Required task: Find the lines with "Market" in them and copy them out.

Information supplied:
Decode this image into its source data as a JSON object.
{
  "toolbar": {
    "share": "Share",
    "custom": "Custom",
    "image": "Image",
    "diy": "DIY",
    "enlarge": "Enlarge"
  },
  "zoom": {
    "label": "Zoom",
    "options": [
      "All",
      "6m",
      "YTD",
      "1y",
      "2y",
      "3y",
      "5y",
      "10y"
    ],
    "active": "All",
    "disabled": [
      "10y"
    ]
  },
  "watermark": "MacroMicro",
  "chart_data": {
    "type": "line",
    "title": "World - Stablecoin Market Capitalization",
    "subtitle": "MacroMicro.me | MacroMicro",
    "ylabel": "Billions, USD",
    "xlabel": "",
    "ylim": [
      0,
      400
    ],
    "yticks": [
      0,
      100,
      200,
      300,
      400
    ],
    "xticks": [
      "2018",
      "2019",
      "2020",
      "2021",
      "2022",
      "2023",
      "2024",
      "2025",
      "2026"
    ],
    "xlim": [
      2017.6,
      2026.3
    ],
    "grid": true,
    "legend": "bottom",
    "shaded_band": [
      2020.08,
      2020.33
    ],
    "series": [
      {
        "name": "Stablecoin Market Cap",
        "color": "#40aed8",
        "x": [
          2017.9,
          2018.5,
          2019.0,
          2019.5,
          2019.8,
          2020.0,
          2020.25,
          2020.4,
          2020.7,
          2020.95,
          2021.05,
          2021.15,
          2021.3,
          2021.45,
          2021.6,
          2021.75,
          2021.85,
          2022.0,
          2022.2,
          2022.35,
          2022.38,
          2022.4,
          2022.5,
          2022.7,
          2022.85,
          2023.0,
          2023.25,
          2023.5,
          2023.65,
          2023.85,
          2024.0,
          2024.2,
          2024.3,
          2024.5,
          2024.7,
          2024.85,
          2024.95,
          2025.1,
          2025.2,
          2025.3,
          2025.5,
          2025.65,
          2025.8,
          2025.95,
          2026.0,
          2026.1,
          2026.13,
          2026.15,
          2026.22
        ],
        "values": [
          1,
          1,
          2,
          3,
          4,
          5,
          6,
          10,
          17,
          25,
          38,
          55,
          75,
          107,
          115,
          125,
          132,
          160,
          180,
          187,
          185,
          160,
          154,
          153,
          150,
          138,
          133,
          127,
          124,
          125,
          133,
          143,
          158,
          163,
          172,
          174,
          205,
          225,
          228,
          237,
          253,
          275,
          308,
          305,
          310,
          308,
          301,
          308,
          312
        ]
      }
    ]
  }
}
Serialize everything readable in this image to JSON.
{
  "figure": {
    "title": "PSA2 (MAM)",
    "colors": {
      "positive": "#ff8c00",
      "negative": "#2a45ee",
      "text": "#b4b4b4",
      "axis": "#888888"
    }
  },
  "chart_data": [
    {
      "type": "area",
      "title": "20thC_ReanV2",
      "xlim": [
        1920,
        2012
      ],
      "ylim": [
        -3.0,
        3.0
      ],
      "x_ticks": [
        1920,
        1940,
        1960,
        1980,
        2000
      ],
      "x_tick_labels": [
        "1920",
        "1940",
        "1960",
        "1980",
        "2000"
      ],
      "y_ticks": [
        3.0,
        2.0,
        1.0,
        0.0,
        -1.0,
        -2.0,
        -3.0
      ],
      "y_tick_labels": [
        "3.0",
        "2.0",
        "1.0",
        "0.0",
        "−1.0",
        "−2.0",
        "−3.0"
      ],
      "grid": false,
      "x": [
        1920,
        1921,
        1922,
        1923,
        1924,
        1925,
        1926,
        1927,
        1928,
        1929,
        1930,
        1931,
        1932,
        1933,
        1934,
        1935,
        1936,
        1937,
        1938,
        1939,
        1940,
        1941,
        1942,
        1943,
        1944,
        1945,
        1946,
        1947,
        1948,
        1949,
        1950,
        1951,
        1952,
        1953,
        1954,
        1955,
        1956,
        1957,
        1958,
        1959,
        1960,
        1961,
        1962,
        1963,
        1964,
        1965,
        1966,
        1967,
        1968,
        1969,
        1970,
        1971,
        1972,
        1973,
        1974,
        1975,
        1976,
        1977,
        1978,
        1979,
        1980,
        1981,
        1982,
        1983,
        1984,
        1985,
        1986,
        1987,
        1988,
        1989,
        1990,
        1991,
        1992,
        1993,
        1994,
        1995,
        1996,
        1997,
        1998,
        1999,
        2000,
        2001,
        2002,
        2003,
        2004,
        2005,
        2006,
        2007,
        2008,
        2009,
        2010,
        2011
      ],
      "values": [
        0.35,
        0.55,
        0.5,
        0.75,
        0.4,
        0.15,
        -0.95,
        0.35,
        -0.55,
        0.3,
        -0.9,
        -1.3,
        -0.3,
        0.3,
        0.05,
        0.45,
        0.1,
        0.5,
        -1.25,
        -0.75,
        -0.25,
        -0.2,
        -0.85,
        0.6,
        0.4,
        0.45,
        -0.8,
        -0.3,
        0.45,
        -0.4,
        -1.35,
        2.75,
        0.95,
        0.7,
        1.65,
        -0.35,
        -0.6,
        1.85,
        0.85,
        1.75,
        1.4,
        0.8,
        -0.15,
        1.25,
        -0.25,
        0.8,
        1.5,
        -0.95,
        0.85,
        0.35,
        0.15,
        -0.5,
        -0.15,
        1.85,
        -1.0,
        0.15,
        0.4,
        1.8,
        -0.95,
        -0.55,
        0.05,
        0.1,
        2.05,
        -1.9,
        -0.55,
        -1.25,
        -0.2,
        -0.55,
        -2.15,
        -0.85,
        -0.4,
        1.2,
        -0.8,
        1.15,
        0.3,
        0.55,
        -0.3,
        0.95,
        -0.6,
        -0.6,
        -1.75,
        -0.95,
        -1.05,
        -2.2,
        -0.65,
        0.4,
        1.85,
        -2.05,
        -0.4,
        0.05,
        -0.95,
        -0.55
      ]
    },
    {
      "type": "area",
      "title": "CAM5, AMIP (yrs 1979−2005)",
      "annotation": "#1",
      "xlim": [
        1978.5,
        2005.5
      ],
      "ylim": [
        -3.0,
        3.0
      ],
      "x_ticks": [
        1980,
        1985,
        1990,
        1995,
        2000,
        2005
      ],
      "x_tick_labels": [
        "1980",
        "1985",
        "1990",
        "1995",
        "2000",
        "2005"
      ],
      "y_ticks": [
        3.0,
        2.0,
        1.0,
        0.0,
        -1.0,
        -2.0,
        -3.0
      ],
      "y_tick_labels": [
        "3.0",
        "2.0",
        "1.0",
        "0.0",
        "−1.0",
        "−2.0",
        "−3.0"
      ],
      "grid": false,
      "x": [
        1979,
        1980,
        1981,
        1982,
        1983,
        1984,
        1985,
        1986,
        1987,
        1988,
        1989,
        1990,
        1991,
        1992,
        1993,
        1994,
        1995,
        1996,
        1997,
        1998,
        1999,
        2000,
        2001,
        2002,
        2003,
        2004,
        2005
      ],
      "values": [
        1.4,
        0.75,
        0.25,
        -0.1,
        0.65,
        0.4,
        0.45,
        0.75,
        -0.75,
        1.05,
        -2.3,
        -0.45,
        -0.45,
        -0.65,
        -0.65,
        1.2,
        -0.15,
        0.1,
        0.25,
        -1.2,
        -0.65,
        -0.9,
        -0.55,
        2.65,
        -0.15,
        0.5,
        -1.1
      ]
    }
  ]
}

The completed task:
    "title": "World - Stablecoin Market Capitalization",
        "name": "Stablecoin Market Cap",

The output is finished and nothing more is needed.